** TASK **
Take the lines from the one with "Convert this screenshot" through the end of the material below and repeat them exactly, dropping every picture.

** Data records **

--- Begin ---

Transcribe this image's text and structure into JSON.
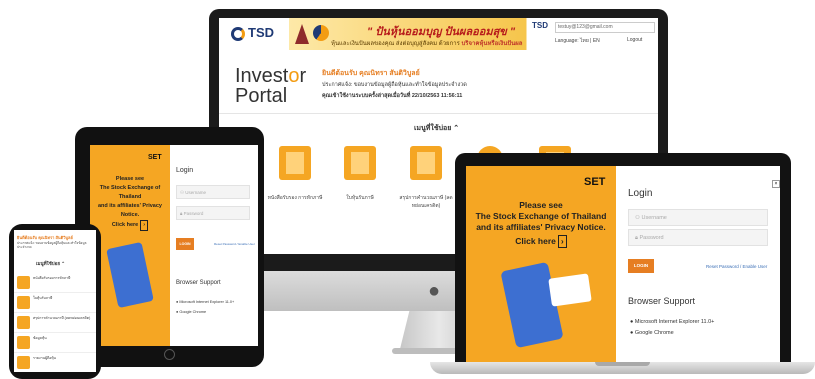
{
  "imac": {
    "brand": "TSD",
    "slogan": "\" ปันหุ้นออมบุญ ปันผลออมสุข \"",
    "slogan_sub_1": "หุ้นและเงินปันผลของคุณ ส่งต่อบุญสู่สังคม ด้วยการ ",
    "slogan_sub_2": "บริจาคหุ้นหรือเงินปันผล",
    "brand_small": "TSD",
    "email": "testuy@123@gmail.com",
    "language": "Language: ไทย | EN",
    "logout": "Logout",
    "portal_title_1": "Invest",
    "portal_title_o": "o",
    "portal_title_2": "r",
    "portal_title_3": "Portal",
    "welcome": "ยินดีต้อนรับ คุณนิทรา สันติวิบูลย์",
    "announce": "ประกาศแจ้ง: ขอบงานข้อมูลผู้ถือหุ้นและทำใจข้อมูลประจำงวด",
    "last_login": "คุณเข้าใช้งานระบบครั้งล่าสุดเมื่อวันที่ 22/10/2563 11:56:11",
    "menu_heading": "เมนูที่ใช้บ่อย",
    "tiles": [
      {
        "label": "หนังสือรับรอง การหักภาษี",
        "icon": "tax"
      },
      {
        "label": "ใบหุ้นรับภาษี",
        "icon": "e-filing"
      },
      {
        "label": "สรุปการคำนวณภาษี (ลดหย่อนเครดิต)",
        "icon": "tax-percent"
      },
      {
        "label": "",
        "icon": "document"
      },
      {
        "label": "",
        "icon": "report"
      }
    ]
  },
  "ipad": {
    "set_logo": "SET",
    "notice_1": "Please see",
    "notice_2": "The Stock Exchange of Thailand",
    "notice_3": "and its affiliates' Privacy Notice.",
    "click_here": "Click here",
    "login_heading": "Login",
    "username_placeholder": "Username",
    "password_placeholder": "Password",
    "login_button": "LOGIN",
    "reset_link": "Reset Password / Enable User",
    "browser_support": "Browser Support",
    "browser_ie": "Microsoft Internet Explorer 11.0+",
    "browser_chrome": "Google Chrome"
  },
  "macbook": {
    "set_logo": "SET",
    "notice_1": "Please see",
    "notice_2": "The Stock Exchange of Thailand",
    "notice_3": "and its affiliates' Privacy Notice.",
    "click_here": "Click here",
    "login_heading": "Login",
    "username_placeholder": "Username",
    "password_placeholder": "Password",
    "login_button": "LOGIN",
    "reset_link": "Reset Password / Enable User",
    "browser_support": "Browser Support",
    "browser_ie": "Microsoft Internet Explorer 11.0+",
    "browser_chrome": "Google Chrome"
  },
  "iphone": {
    "welcome": "ยินดีต้อนรับ คุณนิทรา สันติวิบูลย์",
    "announce": "ประกาศแจ้ง: ขอบงานข้อมูลผู้ถือหุ้นและทำใจข้อมูลประจำงวด",
    "menu_heading": "เมนูที่ใช้บ่อย",
    "items": [
      "หนังสือรับรองการหักภาษี",
      "ใบหุ้นรับภาษี",
      "สรุปการคำนวณภาษี (ลดหย่อนเครดิต)",
      "ข้อมูลหุ้น",
      "รายงานผู้ถือหุ้น"
    ]
  },
  "colors": {
    "accent": "#f5a623",
    "brand_blue": "#1f3a75",
    "button": "#e67e22"
  }
}
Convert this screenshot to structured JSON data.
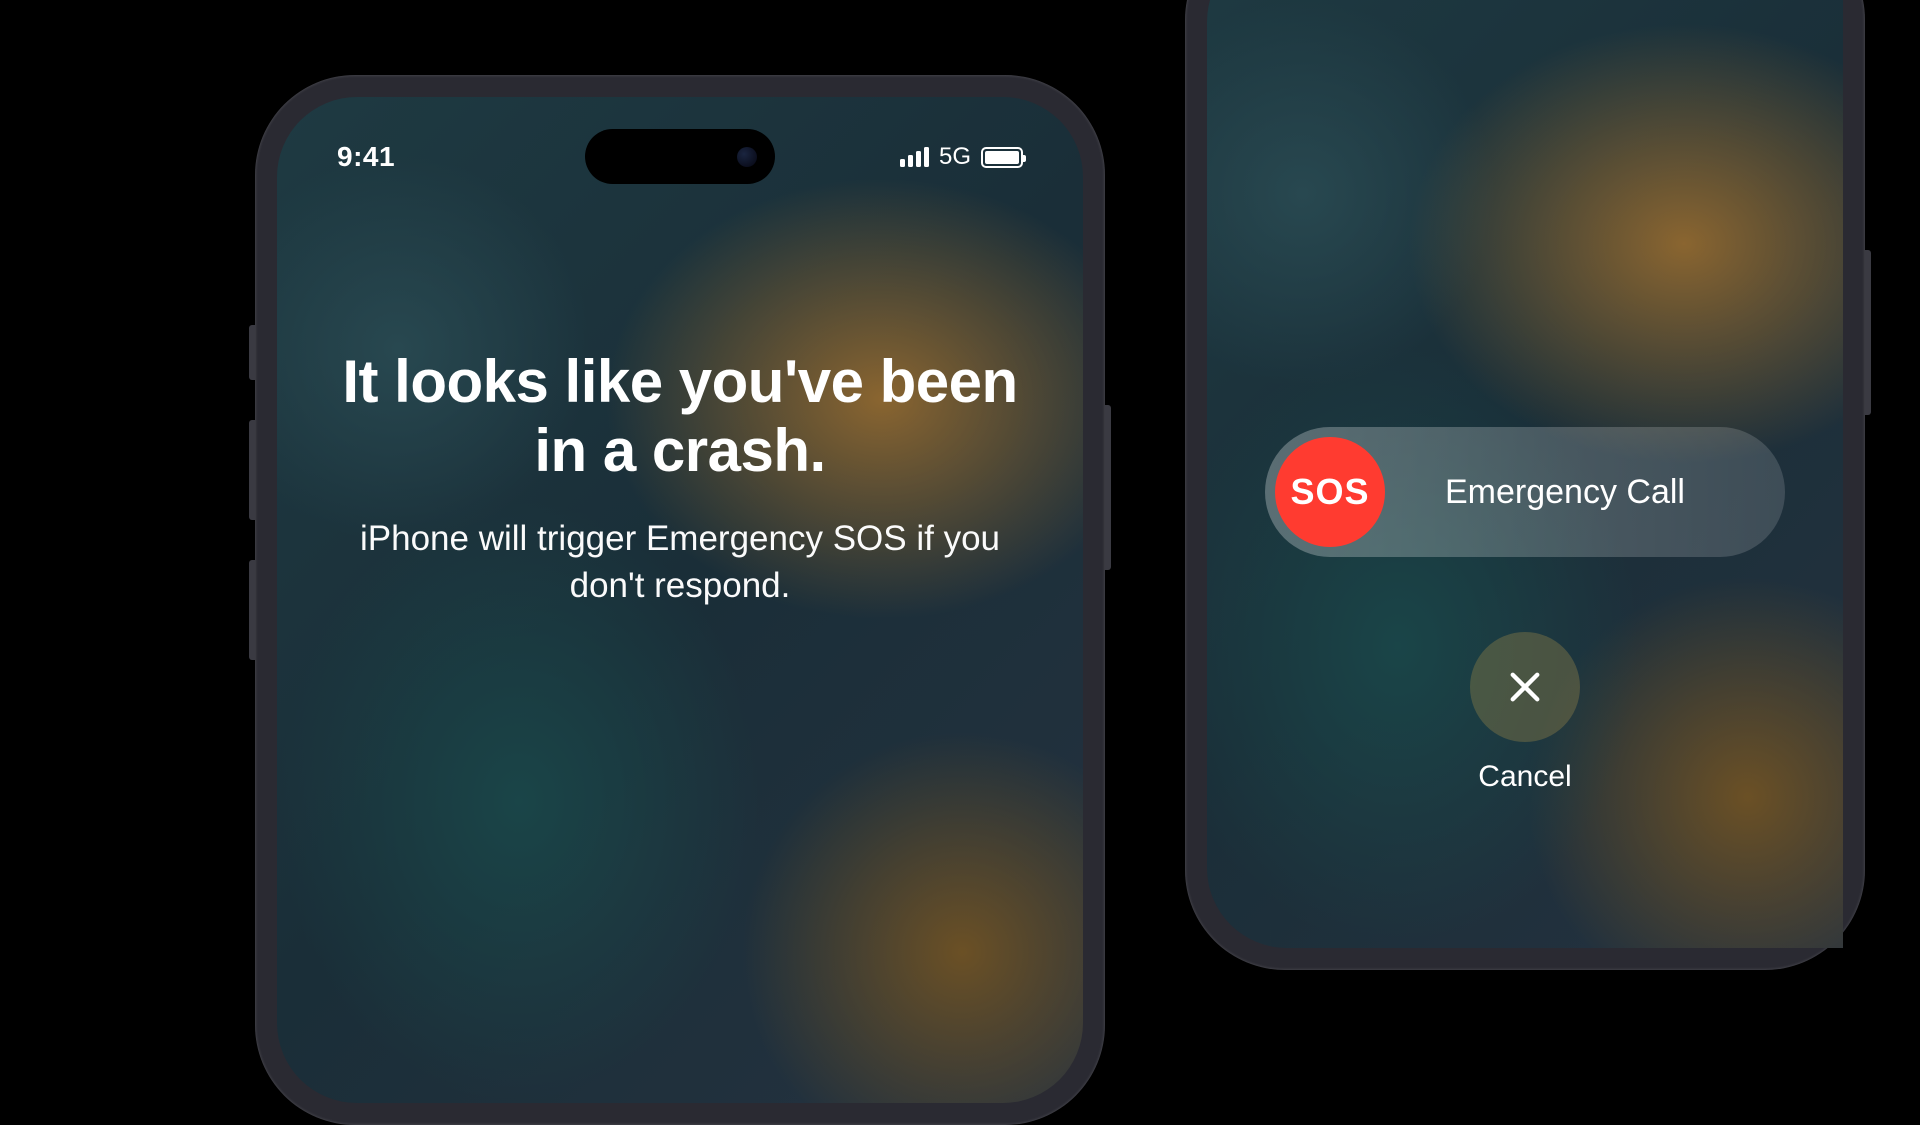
{
  "status_bar": {
    "time": "9:41",
    "network": "5G"
  },
  "crash_screen": {
    "headline": "It looks like you've been in a crash.",
    "subtext": "iPhone will trigger Emergency SOS if you don't respond."
  },
  "sos_screen": {
    "sos_badge": "SOS",
    "slider_label": "Emergency Call",
    "cancel_label": "Cancel"
  }
}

--- End ---

** SOLVED PROBLEM **
Convert this screenshot to structured JSON data.
{
  "status_bar": {
    "time": "9:41",
    "network": "5G"
  },
  "crash_screen": {
    "headline": "It looks like you've been in a crash.",
    "subtext": "iPhone will trigger Emergency SOS if you don't respond."
  },
  "sos_screen": {
    "sos_badge": "SOS",
    "slider_label": "Emergency Call",
    "cancel_label": "Cancel"
  }
}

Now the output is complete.